* **Task list**
- a) According to the rehearsal dinner account, where had the bar been set up?
- b) Condense the paragraph of the rehearsal dinner account that begins "My inlaws knew I had been" into a shorter version that keeps its main facts.
- c) Reproduce word for word the passage of the rehearsal dinner account starting at "My first introduction" and ending at "terrifying beyond words.".

------ Provided text ------

Created on: December 25, 2007   Last Updated: July 07, 2008

"You are cordially invited to dinner at Milhalldown Plantation at 8:00 p.m."

My first introduction to my future in-laws was this engraved invitation to a sit-down wedding rehearsal dinner given by my future in-laws for one of their closest friend's daughter. I was absolutely trembling during the hour-long drive because I was fearful of not making that good first impression. Having to make it while meeting 75 of my future family's friends and associates (strangers to me) all in one evening was terrifying beyond words.

My inlaws knew I had been a church organist for my teenage years and thoughtfully, I suppose, seated me at a small table for four with my fiance, the Presbyterian minister and his wife. Our table was near the bar, which had been set up in the Library of the plantation, and after a few scotches and soda, I began to warm to the occasion. The minister and my fiance told hilarious jokes, and stories of their hunting and fishing exploits. The evening turned into a wonderfully surreal and memorable adventure.

So, it was into this atmosphere that I was drawn into the fairy-tale world of being engaged to a charming man with a charming family who had no negative qualities at all.

------ Record set ------

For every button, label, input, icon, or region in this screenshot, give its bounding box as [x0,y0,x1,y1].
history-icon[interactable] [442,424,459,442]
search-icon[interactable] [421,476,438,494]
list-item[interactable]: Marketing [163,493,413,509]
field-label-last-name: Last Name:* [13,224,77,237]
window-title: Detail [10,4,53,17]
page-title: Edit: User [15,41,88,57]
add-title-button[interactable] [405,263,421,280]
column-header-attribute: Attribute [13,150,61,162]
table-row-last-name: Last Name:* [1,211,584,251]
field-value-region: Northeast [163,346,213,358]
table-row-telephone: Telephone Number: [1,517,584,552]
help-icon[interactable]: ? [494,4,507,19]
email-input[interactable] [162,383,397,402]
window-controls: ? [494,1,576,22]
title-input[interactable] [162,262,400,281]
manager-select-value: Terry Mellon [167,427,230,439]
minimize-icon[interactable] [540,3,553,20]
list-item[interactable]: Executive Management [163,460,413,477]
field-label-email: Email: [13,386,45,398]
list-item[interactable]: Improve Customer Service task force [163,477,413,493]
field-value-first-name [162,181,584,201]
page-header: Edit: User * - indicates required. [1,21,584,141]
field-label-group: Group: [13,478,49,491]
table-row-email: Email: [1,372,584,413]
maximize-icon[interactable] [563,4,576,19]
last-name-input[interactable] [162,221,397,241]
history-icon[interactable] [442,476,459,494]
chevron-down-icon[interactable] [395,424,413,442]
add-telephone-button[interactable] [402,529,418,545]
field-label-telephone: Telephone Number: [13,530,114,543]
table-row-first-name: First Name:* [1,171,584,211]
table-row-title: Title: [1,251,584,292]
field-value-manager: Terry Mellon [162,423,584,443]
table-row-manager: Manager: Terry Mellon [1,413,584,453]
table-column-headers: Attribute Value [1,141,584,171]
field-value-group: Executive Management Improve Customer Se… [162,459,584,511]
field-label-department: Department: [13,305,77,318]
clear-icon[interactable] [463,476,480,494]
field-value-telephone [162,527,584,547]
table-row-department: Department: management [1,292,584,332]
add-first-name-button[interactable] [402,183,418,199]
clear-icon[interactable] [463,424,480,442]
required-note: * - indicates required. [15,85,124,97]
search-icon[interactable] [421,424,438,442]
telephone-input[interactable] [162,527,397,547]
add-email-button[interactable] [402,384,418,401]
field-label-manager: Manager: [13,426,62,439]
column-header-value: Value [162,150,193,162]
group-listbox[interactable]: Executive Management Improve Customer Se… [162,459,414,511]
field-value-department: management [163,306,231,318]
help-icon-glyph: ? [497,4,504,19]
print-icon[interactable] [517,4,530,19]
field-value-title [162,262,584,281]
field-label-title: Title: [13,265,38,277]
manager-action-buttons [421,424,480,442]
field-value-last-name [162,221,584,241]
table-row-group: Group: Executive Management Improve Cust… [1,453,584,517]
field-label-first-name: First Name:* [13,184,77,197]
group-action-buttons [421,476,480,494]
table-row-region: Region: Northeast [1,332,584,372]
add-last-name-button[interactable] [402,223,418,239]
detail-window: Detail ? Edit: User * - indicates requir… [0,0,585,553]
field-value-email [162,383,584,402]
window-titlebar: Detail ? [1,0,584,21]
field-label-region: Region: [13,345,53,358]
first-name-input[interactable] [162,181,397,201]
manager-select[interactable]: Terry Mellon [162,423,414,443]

------

* **In response**
- a) In the Library of the plantation.

- b) Because they knew the narrator had been a church organist as a teenager, the in-laws seated the narrator at a table for four with the fiance, the Presbyterian minister and his wife. The table was near the bar in the plantation's Library, and after a few scotches and soda the narrator relaxed. The minister and the fiance told hilarious jokes and hunting and fishing stories, making the evening a surreal and memorable adventure.

- c)
My first introduction to my future in-laws was this engraved invitation to a sit-down wedding rehearsal dinner given by my future in-laws for one of their closest friend's daughter. I was absolutely trembling during the hour-long drive because I was fearful of not making that good first impression. Having to make it while meeting 75 of my future family's friends and associates (strangers to me) all in one evening was terrifying beyond words.